How many lines of the data hold the word "main"? State the number and nothing else.

+ + + +

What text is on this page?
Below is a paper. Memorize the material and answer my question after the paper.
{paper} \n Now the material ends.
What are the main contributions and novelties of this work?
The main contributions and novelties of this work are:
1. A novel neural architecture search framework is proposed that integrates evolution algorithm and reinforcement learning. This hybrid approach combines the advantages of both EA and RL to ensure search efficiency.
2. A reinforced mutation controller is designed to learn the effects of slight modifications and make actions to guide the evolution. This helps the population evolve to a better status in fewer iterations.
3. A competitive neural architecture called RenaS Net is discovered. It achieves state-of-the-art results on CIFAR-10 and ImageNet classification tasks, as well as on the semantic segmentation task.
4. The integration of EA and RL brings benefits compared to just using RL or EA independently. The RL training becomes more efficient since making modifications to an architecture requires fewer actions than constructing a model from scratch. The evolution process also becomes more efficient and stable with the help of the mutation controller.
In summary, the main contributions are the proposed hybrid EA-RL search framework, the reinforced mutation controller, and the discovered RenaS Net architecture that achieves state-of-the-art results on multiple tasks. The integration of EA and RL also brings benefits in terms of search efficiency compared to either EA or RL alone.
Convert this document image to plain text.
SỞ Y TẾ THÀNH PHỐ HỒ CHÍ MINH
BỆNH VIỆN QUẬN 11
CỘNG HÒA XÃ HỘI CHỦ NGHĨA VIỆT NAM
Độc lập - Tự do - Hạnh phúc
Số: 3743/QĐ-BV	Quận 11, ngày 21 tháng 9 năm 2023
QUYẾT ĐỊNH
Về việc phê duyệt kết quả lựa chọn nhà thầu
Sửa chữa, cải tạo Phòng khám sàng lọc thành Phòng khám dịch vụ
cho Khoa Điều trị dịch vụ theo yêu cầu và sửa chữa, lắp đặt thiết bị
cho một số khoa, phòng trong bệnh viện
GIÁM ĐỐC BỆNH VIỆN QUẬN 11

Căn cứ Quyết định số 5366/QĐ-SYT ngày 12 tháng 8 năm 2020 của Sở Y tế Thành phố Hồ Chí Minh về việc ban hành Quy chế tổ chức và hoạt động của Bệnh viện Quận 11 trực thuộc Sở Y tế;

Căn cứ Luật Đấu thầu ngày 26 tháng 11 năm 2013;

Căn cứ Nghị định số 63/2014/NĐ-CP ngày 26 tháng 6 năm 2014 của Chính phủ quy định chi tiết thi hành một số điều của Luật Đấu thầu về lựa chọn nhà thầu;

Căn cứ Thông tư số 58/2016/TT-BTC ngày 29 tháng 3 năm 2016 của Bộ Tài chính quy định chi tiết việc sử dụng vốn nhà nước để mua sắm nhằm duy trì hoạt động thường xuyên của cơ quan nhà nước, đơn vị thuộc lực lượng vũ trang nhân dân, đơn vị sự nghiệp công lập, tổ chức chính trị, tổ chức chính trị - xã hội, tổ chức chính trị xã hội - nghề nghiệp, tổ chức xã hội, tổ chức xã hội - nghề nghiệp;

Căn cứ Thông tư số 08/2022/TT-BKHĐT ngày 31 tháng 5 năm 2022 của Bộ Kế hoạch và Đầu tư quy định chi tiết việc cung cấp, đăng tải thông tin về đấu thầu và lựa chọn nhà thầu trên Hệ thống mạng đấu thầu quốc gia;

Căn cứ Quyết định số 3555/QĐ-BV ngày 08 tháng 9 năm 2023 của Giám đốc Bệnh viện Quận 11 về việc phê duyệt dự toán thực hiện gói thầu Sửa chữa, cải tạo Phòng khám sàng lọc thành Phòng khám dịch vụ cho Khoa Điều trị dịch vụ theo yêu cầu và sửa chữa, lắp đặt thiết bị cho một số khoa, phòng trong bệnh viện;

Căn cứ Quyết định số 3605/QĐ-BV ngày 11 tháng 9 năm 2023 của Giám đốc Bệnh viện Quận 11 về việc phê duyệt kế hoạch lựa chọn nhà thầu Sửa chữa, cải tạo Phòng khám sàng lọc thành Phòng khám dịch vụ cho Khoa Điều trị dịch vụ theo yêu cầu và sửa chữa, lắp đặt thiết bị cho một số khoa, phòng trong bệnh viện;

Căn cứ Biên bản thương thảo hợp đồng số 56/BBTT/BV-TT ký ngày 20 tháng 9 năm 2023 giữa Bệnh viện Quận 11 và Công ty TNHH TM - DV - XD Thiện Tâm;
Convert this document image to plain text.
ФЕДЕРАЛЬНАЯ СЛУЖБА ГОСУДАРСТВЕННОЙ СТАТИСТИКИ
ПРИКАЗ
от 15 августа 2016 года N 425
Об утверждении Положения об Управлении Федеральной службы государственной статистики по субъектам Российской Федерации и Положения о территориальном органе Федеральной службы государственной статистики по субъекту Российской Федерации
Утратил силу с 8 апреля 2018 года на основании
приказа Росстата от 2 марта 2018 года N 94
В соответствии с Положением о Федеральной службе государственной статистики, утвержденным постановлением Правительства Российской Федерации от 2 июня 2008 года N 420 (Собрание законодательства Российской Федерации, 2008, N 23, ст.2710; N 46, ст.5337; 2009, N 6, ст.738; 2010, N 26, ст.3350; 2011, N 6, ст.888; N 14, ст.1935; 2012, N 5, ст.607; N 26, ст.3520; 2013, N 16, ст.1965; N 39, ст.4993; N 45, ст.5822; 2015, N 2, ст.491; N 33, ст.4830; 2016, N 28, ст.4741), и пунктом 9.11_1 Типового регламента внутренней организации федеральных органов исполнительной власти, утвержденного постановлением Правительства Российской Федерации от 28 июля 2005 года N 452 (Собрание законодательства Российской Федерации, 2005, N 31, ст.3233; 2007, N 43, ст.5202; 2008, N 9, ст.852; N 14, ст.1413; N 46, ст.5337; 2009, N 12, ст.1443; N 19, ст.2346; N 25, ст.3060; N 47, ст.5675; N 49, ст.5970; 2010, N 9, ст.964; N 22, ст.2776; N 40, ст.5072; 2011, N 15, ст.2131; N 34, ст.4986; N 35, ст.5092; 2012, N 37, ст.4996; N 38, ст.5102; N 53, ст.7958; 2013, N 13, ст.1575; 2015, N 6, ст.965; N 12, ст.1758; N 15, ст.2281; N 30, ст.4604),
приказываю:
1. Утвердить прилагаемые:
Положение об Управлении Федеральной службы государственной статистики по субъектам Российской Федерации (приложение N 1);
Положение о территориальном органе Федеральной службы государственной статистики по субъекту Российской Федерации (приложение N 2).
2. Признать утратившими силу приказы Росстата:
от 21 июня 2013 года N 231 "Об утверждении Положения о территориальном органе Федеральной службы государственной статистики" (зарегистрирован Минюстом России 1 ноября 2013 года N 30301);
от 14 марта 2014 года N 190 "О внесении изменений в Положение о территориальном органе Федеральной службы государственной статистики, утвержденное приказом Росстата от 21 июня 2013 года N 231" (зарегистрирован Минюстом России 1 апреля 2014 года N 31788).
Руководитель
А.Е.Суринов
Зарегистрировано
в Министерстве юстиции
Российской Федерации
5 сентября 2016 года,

+ + + +

Full response>
3